#### [Problem a]
Copy the records verbatim, starting at their first line and stopping after the line that contains "office-bed-duvet-gray xyxy=(313,425,412,489)", including that line.

[prev in list] [next in list] [prev in thread] [next in thread] 

List:       openjdk-serviceability-dev
Subject:    Re: RFR(S): JDK-8231635: SA Stackwalking code stuck in BasicTypeDataBase.findDynamicTypeForAddress()
From:       Chris Plummer <chris.plummer () oracle ! com>
Date:       2019-11-13 18:55:30
Message-ID: 7e1e5139-0700-3e8f-e410-e111d05767d0 () oracle ! com
[Download RAW message or body]

Thanks Daniil!

Chris

On 11/12/19 9:08 PM, Daniil Titov wrote:
> Hi Chris,
> 
> The change looks good to me.
> 
> Thanks!
> --Daniil
> 
> On 11/12/19, 11:06 AM, "serviceability-dev on behalf of Chris Plummer" \
> <serviceability-dev-bounces@openjdk.java.net on behalf of chris.plummer@oracle.com> \
> wrote: 
> Thanks Serguei!
> 
> Can I get one more review please?
> 
> thanks,
> 
> Chris
> 
> On 11/8/19 4:00 PM, serguei.spitsyn@oracle.com wrote:
> > Hi Chris,
> > 
> > This seems to be a good fix to have in any case.
> > This check and bail out is right thing to do and should not break
> > anything.
> > I understand, this also fixes the test failures.
> > 
> > I only had some experience a long time ago with the support of pstack
> > and DTrace jstack action implementation which also does such SP
> > recovering because the ebp can be used by JIT compiler as a general
> > purpose register. There is no such a problem on sparc.
> > 
> > Thanks,
> > Serguei
> > 
> > 
> > On 11/7/19 14:01, Chris Plummer wrote:
> > > Hi,
> > > 
> > > Please review the following fix for JDK-8231635:
> > > 
> > > https://bugs.openjdk.java.net/browse/JDK-8231635
> > > http://cr.openjdk.java.net/~cjplummer/8231635/webrev.00/
> > > 
> > > I've tried to explain below to the best of my ability what's is going
> > > on, but keep in mind that I basically had no background in this area
> > > before looking into this CR, so this is all new to me. Please feel
> > > free to chime in with corrections to my explanation, or any
> > > additional insight that might help to further understanding of this
> > > code.
> > > 
> > > When doing a thread stack dump, SA has to figure out the SP for the
> > > current frame when it may not in fact be stored anywhere. So it goes
> > > through a series of guesses, starting with the current value of SP.
> > > See AMD64CurrentFrameGuess.run():
> > > 
> > > Address sp  = context.getRegisterAsAddress(AMD64ThreadContext.RSP);
> > > 
> > > There are a number of checks done to see if this is the SP for the
> > > actual current frame, one of the checks being (and kind of a last
> > > resort) to follow the frame links and see if they eventually lead to
> > > the first entry frame:
> > > 
> > > while (frame != null) {
> > > if (frame.isEntryFrame() && frame.entryFrameIsFirst()) {
> > > ...

#### [Material supplied]
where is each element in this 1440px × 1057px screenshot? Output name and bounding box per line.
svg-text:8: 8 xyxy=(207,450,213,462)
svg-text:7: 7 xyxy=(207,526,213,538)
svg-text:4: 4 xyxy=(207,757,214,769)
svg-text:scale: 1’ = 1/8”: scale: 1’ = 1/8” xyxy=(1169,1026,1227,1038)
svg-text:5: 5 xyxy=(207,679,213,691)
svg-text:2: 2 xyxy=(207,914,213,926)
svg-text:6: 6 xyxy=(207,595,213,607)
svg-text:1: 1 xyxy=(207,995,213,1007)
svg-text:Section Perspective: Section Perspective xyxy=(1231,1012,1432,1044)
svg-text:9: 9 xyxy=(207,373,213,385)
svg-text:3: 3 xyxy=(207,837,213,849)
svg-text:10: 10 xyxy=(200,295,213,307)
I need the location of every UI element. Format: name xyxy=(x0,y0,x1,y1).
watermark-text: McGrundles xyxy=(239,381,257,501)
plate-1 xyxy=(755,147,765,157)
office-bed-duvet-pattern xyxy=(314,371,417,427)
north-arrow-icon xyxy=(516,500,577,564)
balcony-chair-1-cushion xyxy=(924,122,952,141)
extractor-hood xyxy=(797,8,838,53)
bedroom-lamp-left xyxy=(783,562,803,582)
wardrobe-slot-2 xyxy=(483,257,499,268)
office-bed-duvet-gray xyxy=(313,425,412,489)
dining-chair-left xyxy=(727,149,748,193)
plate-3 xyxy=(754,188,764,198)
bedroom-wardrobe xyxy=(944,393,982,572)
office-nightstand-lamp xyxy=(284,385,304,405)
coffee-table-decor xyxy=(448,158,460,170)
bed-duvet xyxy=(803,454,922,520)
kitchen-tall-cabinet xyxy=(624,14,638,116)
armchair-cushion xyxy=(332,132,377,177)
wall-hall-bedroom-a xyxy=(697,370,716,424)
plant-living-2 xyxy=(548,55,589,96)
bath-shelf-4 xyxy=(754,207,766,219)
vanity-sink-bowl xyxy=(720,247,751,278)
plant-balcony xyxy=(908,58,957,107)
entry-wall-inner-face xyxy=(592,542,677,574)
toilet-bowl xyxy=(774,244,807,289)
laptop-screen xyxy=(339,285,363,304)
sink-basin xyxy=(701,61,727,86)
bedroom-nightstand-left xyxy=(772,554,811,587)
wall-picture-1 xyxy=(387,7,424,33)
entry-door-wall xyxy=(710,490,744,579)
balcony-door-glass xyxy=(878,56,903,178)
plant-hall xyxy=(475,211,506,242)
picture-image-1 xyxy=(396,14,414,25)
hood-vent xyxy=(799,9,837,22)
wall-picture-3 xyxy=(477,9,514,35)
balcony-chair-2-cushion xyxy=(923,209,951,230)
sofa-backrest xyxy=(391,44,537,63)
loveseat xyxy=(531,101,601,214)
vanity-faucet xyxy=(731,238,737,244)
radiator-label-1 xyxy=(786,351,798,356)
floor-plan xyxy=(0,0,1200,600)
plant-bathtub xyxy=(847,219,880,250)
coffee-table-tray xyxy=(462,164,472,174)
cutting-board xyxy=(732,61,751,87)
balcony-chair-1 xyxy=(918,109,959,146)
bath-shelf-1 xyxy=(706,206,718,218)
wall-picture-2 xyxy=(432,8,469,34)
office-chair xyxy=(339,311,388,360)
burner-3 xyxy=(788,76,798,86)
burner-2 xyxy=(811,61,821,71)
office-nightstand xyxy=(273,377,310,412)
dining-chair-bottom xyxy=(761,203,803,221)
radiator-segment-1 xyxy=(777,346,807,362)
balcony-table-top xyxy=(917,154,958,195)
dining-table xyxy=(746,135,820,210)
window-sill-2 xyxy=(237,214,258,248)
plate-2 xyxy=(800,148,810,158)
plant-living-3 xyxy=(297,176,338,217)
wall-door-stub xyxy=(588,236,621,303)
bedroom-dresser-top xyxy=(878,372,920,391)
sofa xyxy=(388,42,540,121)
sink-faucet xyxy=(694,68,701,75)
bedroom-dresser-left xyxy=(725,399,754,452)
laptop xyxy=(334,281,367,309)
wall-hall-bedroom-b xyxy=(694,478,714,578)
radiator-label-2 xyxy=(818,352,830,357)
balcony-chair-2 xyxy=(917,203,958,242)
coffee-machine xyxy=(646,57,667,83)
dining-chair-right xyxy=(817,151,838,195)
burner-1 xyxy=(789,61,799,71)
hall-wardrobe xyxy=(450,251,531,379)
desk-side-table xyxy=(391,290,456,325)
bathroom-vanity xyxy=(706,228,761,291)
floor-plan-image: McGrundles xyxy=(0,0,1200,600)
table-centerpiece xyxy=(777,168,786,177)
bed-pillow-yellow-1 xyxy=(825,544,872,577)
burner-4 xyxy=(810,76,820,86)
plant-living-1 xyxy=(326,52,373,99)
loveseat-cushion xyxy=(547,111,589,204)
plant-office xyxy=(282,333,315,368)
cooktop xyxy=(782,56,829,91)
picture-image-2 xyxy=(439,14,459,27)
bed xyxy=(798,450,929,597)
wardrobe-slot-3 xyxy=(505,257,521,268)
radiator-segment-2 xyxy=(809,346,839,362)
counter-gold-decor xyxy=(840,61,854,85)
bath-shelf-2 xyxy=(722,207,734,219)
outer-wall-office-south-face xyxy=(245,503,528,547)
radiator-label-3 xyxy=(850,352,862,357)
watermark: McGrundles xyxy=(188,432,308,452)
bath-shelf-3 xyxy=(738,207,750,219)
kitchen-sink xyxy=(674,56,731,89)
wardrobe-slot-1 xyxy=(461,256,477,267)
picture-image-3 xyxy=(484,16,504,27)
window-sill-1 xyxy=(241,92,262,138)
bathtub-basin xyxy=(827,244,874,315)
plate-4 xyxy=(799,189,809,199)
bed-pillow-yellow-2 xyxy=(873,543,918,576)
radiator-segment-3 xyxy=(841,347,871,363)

#### [Problem b]
In the review thread, condense the paragraph that begins "When doing a thread stack dump" into a short bulleted list that keeps its main facts.

#### [Correct output a]
where is each element in this 1440px × 1057px screenshot? Output name and bounding box per line.
svg-text:8: 8 xyxy=(207,450,213,462)
svg-text:7: 7 xyxy=(207,526,213,538)
svg-text:4: 4 xyxy=(207,757,214,769)
svg-text:scale: 1’ = 1/8”: scale: 1’ = 1/8” xyxy=(1169,1026,1227,1038)
svg-text:5: 5 xyxy=(207,679,213,691)
svg-text:2: 2 xyxy=(207,914,213,926)
svg-text:6: 6 xyxy=(207,595,213,607)
svg-text:1: 1 xyxy=(207,995,213,1007)
svg-text:Section Perspective: Section Perspective xyxy=(1231,1012,1432,1044)
svg-text:9: 9 xyxy=(207,373,213,385)
svg-text:3: 3 xyxy=(207,837,213,849)
svg-text:10: 10 xyxy=(200,295,213,307)
I need the location of every UI element. Format: name xyxy=(x0,y0,x1,y1).
watermark-text: McGrundles xyxy=(239,381,257,501)
plate-1 xyxy=(755,147,765,157)
office-bed-duvet-pattern xyxy=(314,371,417,427)
north-arrow-icon xyxy=(516,500,577,564)
balcony-chair-1-cushion xyxy=(924,122,952,141)
extractor-hood xyxy=(797,8,838,53)
bedroom-lamp-left xyxy=(783,562,803,582)
wardrobe-slot-2 xyxy=(483,257,499,268)
office-bed-duvet-gray xyxy=(313,425,412,489)

#### [Correct output b]
- During a thread stack dump, SA must work out the SP for the current frame, which may not actually be stored anywhere.
- SA does this through a series of guesses, beginning with the current value of SP.
- This logic is in AMD64CurrentFrameGuess.run().